Required task ▸ Leave out the pictures and repeat the rest of the material exactly.

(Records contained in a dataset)
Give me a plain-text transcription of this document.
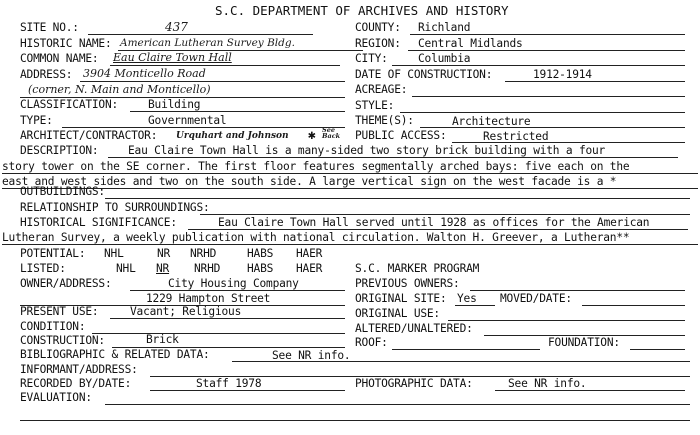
S.C. DEPARTMENT OF ARCHIVES AND HISTORY
SITE NO.:	437
HISTORIC NAME: American Lutheran Survey Bldg.
COMMON NAME: Eau Claire Town Hall
ADDRESS: 3904 Monticello Road
(corner, N. Main and Monticello)
CLASSIFICATION:	Building
TYPE:	Governmental
ARCHITECT/CONTRACTOR: Urquhart and Johnson ✱ See Back
DESCRIPTION:	Eau Claire Town Hall is a many-sided two story brick building with a four
story tower on the SE corner. The first floor features segmentally arched bays: five each on the
east and west sides and two on the south side. A large vertical sign on the west facade is a *
COUNTY: Richland
REGION: Central Midlands
CITY:	Columbia
DATE OF CONSTRUCTION:	1912-1914
ACREAGE:
STYLE:
THEME(S):	Architecture
PUBLIC ACCESS:	Restricted
OUTBUILDINGS:
RELATIONSHIP TO SURROUNDINGS:
HISTORICAL SIGNIFICANCE:	Eau Claire Town Hall served until 1928 as offices for the American
Lutheran Survey, a weekly publication with national circulation. Walton H. Greever, a Lutheran**
POTENTIAL: NHL	NR NRHD	HABS HAER
LISTED:	NHL NR NRHD HABS HAER	S.C. MARKER PROGRAM
OWNER/ADDRESS:	City Housing Company
1229 Hampton Street
PREVIOUS OWNERS:
ORIGINAL SITE: Yes MOVED/DATE:
PRESENT USE:	Vacant; Religious	ORIGINAL USE:
CONDITION:	ALTERED/UNALTERED:
CONSTRUCTION:	Brick	ROOF:	FOUNDATION:
BIBLIOGRAPHIC & RELATED DATA:	See NR info.
INFORMANT/ADDRESS:
RECORDED BY/DATE:	Staff 1978	PHOTOGRAPHIC DATA:	See NR info.
EVALUATION:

Solution ▸
Give me a plain-text transcription of this document.
S.C. DEPARTMENT OF ARCHIVES AND HISTORY
SITE NO.:	437
HISTORIC NAME: American Lutheran Survey Bldg.
COMMON NAME: Eau Claire Town Hall
ADDRESS: 3904 Monticello Road
(corner, N. Main and Monticello)
CLASSIFICATION:	Building
TYPE:	Governmental
ARCHITECT/CONTRACTOR: Urquhart and Johnson ✱ See Back
DESCRIPTION:	Eau Claire Town Hall is a many-sided two story brick building with a four
story tower on the SE corner. The first floor features segmentally arched bays: five each on the
east and west sides and two on the south side. A large vertical sign on the west facade is a *
COUNTY: Richland
REGION: Central Midlands
CITY:	Columbia
DATE OF CONSTRUCTION:	1912-1914
ACREAGE:
STYLE:
THEME(S):	Architecture
PUBLIC ACCESS:	Restricted
OUTBUILDINGS:
RELATIONSHIP TO SURROUNDINGS:
HISTORICAL SIGNIFICANCE:	Eau Claire Town Hall served until 1928 as offices for the American
Lutheran Survey, a weekly publication with national circulation. Walton H. Greever, a Lutheran**
POTENTIAL: NHL	NR NRHD	HABS HAER
LISTED:	NHL NR NRHD HABS HAER	S.C. MARKER PROGRAM
OWNER/ADDRESS:	City Housing Company
1229 Hampton Street
PREVIOUS OWNERS:
ORIGINAL SITE: Yes MOVED/DATE:
PRESENT USE:	Vacant; Religious	ORIGINAL USE:
CONDITION:	ALTERED/UNALTERED:
CONSTRUCTION:	Brick	ROOF:	FOUNDATION:
BIBLIOGRAPHIC & RELATED DATA:	See NR info.
INFORMANT/ADDRESS:
RECORDED BY/DATE:	Staff 1978	PHOTOGRAPHIC DATA:	See NR info.
EVALUATION:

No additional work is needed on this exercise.